Given request: Among the lines below, count those containing the word "name". Give the number only.

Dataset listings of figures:
◆ ◆ ◆ ◆ ◆ ◆ ◆

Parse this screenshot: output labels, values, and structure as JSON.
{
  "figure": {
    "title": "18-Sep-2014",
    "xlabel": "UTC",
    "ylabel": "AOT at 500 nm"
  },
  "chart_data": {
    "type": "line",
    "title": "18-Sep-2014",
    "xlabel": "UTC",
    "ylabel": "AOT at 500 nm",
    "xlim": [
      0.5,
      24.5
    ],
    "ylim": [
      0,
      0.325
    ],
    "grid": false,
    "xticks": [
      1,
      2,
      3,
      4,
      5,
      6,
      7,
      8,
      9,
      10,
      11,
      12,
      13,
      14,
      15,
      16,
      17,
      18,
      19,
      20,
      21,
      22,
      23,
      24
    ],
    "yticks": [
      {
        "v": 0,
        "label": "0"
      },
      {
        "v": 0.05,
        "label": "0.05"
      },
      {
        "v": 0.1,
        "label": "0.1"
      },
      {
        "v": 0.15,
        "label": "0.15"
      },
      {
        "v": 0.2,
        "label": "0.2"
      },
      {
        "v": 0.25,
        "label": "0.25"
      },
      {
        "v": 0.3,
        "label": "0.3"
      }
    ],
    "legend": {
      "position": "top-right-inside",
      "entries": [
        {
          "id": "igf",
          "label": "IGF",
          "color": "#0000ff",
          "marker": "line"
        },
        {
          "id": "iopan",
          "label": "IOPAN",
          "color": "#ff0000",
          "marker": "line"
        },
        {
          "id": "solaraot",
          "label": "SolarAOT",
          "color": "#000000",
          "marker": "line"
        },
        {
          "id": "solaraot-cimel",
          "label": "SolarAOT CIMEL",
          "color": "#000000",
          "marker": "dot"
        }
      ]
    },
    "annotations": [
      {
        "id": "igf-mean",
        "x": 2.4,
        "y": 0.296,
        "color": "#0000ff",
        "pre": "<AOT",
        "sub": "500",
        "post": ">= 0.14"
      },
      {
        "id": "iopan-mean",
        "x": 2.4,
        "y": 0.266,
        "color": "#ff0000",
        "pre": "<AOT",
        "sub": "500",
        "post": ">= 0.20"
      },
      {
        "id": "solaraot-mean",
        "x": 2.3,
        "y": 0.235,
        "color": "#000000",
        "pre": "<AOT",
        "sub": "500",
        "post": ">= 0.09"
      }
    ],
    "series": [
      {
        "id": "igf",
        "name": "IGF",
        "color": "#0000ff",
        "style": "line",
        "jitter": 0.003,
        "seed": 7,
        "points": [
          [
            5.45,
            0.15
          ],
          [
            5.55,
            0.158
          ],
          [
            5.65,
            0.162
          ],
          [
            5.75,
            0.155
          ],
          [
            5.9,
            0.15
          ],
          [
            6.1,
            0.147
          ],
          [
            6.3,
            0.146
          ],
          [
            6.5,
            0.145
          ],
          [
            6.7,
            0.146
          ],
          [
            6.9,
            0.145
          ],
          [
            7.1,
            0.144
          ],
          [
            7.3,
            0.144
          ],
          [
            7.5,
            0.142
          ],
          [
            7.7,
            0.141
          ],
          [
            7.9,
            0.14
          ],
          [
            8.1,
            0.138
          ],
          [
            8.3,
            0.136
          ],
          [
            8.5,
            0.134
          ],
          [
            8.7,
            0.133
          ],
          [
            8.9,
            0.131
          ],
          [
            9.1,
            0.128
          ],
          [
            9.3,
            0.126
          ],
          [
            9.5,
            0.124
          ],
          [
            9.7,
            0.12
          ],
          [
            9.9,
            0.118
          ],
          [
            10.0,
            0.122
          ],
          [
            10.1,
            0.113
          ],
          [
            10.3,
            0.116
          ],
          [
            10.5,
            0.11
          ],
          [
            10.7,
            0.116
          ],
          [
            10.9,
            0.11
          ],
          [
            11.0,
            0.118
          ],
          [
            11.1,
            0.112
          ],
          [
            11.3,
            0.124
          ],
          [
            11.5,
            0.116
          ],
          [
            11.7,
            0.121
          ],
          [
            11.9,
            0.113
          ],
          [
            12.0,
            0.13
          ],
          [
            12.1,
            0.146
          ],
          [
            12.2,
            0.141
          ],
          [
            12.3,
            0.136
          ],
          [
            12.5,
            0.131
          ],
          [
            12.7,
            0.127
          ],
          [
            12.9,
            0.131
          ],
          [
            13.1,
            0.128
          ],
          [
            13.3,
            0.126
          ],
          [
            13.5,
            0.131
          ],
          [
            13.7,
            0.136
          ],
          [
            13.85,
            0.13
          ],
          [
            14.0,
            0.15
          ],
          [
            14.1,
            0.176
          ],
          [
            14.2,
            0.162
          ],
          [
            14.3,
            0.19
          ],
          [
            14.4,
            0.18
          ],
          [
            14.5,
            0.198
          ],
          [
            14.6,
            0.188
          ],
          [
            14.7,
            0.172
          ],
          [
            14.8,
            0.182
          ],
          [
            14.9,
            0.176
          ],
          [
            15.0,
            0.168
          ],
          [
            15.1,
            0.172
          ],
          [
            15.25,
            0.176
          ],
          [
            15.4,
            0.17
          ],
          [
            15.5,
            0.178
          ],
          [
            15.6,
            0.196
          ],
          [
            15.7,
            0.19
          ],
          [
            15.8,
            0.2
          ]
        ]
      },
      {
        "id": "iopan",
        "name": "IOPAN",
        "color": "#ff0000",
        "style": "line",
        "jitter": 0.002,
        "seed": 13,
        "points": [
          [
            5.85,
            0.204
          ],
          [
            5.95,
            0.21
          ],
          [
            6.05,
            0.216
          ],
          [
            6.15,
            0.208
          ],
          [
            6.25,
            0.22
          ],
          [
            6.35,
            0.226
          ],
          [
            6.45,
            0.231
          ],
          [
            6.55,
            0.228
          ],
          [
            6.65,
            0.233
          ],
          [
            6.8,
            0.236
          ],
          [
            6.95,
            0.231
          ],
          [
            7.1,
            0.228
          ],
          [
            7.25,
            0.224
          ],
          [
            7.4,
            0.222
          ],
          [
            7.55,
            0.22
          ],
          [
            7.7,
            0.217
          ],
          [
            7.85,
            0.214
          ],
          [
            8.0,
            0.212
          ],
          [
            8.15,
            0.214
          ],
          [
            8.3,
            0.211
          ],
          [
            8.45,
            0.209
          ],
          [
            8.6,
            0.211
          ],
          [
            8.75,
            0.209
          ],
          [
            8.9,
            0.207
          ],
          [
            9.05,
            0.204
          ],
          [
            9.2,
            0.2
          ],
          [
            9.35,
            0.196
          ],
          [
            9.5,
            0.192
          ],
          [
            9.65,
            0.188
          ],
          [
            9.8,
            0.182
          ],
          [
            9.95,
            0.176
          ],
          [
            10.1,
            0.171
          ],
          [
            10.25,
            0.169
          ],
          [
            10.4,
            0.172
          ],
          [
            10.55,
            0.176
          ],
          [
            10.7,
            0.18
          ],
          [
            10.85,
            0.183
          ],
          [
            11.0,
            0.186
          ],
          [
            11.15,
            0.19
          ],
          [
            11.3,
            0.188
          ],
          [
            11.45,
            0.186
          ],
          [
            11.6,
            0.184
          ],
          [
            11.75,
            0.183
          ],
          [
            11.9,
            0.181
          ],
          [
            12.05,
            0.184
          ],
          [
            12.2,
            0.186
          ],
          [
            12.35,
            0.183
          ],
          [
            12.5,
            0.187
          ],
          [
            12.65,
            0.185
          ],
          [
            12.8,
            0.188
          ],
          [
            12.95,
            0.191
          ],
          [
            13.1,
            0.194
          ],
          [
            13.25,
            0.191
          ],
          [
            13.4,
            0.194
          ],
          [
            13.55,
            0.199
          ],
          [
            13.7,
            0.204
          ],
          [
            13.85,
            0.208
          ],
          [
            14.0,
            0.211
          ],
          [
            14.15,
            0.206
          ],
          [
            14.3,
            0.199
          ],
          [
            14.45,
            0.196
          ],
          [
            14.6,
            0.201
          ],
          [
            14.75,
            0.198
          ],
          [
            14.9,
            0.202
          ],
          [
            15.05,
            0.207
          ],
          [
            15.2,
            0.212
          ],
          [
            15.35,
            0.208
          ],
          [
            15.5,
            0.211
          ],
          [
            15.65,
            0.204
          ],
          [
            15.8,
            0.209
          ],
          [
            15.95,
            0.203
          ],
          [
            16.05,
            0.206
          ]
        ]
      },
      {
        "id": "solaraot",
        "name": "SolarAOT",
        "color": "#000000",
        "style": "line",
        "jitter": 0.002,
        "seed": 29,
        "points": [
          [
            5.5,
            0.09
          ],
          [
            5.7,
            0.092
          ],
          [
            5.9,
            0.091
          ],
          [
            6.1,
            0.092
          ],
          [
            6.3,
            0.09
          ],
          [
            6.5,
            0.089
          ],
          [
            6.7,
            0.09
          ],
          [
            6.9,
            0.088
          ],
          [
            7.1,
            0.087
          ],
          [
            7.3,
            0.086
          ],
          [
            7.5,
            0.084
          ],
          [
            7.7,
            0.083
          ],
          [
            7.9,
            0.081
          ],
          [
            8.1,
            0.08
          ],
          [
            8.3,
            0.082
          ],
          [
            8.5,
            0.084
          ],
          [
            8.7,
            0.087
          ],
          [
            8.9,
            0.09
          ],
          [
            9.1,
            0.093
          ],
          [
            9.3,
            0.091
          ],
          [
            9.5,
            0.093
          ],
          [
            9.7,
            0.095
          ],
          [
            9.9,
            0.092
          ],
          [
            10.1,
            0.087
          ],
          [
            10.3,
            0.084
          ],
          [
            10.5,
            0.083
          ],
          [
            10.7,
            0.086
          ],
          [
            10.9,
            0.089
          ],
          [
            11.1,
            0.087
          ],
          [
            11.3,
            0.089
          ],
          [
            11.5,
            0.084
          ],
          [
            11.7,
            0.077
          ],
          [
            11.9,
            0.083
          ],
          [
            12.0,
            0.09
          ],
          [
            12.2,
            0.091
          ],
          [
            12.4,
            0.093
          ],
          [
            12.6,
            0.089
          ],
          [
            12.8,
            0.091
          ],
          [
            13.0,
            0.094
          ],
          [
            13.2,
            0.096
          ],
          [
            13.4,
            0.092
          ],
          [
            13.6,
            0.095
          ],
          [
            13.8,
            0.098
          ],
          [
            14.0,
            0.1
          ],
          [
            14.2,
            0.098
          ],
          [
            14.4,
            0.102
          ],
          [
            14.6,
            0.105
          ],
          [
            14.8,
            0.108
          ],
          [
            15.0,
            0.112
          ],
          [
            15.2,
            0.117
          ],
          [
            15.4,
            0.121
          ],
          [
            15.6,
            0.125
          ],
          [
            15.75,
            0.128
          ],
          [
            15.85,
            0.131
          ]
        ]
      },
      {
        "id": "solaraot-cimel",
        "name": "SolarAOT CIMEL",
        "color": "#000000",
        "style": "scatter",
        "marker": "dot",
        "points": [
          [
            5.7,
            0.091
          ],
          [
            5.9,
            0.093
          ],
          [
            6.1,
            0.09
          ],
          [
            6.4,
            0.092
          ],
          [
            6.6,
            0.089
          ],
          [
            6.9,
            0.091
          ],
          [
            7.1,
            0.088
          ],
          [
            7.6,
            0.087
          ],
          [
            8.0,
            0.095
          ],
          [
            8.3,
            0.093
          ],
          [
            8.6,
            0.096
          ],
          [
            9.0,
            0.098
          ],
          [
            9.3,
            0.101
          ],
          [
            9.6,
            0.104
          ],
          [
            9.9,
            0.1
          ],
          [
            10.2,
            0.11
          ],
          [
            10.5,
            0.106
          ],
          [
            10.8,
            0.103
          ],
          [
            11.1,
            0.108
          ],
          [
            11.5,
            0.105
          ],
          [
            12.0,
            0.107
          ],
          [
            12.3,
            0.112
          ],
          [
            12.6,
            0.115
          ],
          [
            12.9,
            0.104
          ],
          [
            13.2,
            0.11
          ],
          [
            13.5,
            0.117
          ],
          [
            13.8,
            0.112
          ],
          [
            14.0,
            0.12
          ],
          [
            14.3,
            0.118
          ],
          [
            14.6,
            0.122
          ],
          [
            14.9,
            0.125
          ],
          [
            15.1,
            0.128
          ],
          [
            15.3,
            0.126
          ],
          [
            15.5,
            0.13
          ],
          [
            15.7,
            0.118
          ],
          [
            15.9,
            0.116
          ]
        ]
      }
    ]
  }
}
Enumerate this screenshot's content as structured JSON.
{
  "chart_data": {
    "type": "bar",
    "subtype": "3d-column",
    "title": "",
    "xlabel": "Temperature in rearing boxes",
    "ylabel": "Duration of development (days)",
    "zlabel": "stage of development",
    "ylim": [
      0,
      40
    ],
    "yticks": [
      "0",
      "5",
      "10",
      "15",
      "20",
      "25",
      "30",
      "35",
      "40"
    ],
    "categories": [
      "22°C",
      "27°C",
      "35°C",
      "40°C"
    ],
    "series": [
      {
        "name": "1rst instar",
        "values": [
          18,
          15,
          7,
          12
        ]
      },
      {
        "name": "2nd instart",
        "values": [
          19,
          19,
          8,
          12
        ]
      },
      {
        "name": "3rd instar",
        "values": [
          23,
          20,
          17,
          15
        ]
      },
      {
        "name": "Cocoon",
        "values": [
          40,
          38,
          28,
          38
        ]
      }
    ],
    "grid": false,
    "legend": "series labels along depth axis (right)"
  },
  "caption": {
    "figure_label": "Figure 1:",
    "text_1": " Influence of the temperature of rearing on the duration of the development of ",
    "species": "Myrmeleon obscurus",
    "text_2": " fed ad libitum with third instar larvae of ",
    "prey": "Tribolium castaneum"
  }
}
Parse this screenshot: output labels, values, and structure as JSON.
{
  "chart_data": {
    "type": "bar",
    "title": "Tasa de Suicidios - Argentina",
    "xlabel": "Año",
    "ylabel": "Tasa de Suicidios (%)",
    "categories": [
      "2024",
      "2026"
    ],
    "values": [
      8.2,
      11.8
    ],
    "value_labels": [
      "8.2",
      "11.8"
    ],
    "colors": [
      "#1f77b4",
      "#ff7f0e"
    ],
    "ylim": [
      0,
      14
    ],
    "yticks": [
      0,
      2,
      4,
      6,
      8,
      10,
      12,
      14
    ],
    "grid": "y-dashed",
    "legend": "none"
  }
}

◆ ◆ ◆ ◆ ◆ ◆ ◆

Exercise response: 8